Start
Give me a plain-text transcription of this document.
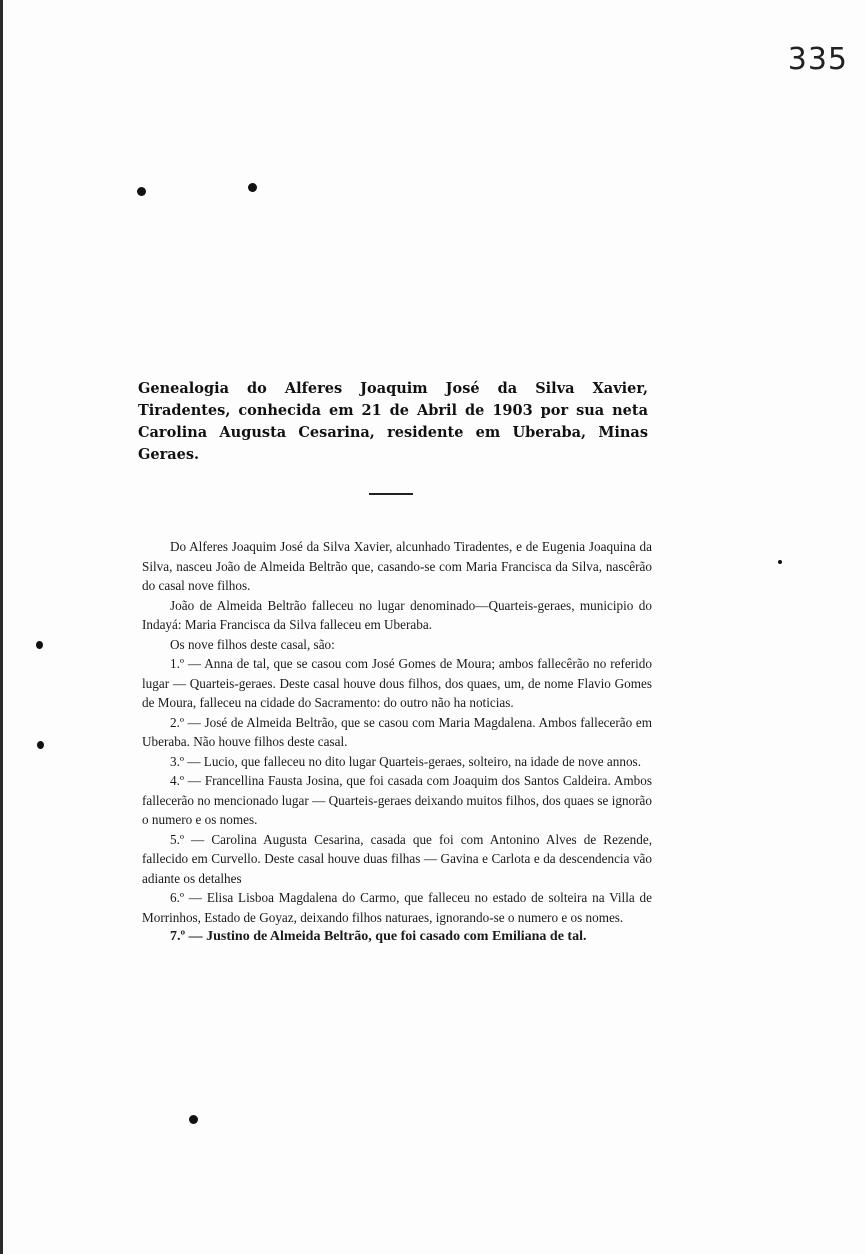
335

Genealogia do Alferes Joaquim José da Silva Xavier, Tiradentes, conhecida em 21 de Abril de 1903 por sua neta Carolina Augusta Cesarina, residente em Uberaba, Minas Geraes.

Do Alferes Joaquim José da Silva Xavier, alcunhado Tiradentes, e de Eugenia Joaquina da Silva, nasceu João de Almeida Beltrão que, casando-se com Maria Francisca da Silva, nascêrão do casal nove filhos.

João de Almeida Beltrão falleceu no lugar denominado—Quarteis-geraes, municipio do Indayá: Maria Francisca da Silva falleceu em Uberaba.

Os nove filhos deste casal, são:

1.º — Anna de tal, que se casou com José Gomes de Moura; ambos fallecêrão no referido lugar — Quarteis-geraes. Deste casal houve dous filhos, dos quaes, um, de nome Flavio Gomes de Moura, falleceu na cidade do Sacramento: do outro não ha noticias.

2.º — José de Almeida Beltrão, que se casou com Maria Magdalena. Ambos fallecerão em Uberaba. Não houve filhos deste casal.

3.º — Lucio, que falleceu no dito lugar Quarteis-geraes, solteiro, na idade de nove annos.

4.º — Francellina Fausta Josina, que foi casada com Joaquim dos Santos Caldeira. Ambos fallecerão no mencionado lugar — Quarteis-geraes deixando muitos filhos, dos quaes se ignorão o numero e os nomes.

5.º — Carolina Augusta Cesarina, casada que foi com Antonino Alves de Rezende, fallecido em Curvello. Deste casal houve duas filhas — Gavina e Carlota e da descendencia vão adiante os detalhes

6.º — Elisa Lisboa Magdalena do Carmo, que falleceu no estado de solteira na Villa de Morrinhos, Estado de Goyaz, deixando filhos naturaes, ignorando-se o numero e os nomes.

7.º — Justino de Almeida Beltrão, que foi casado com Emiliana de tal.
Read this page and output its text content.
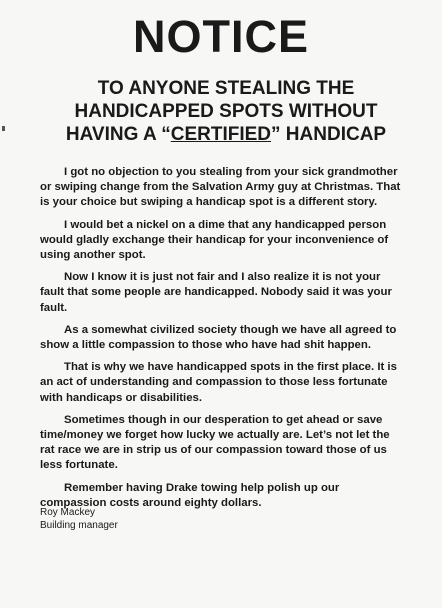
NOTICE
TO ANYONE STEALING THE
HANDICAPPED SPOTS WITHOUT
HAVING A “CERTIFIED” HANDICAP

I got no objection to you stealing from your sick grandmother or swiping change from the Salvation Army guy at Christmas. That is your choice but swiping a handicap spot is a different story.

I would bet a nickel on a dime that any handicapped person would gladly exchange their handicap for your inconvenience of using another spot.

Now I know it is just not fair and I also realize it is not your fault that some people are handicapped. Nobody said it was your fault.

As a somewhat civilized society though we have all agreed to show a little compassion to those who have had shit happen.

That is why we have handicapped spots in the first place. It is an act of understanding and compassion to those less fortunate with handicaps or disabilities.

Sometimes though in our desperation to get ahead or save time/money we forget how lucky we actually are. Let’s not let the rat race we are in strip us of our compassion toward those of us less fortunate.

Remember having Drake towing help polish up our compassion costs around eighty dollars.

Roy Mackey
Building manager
End
> [YOUR GOAL]: Among the lines of the material, find those that hold the word "compassion" and copy them.

> [FINISHED EXERCISE]:
As a somewhat civilized society though we have all agreed to show a little compassion to those who have had shit happen.
That is why we have handicapped spots in the first place. It is an act of understanding and compassion to those less fortunate with handicaps or disabilities.
Sometimes though in our desperation to get ahead or save time/money we forget how lucky we actually are. Let’s not let the rat race we are in strip us of our compassion toward those of us less fortunate.
Remember having Drake towing help polish up our compassion costs around eighty dollars.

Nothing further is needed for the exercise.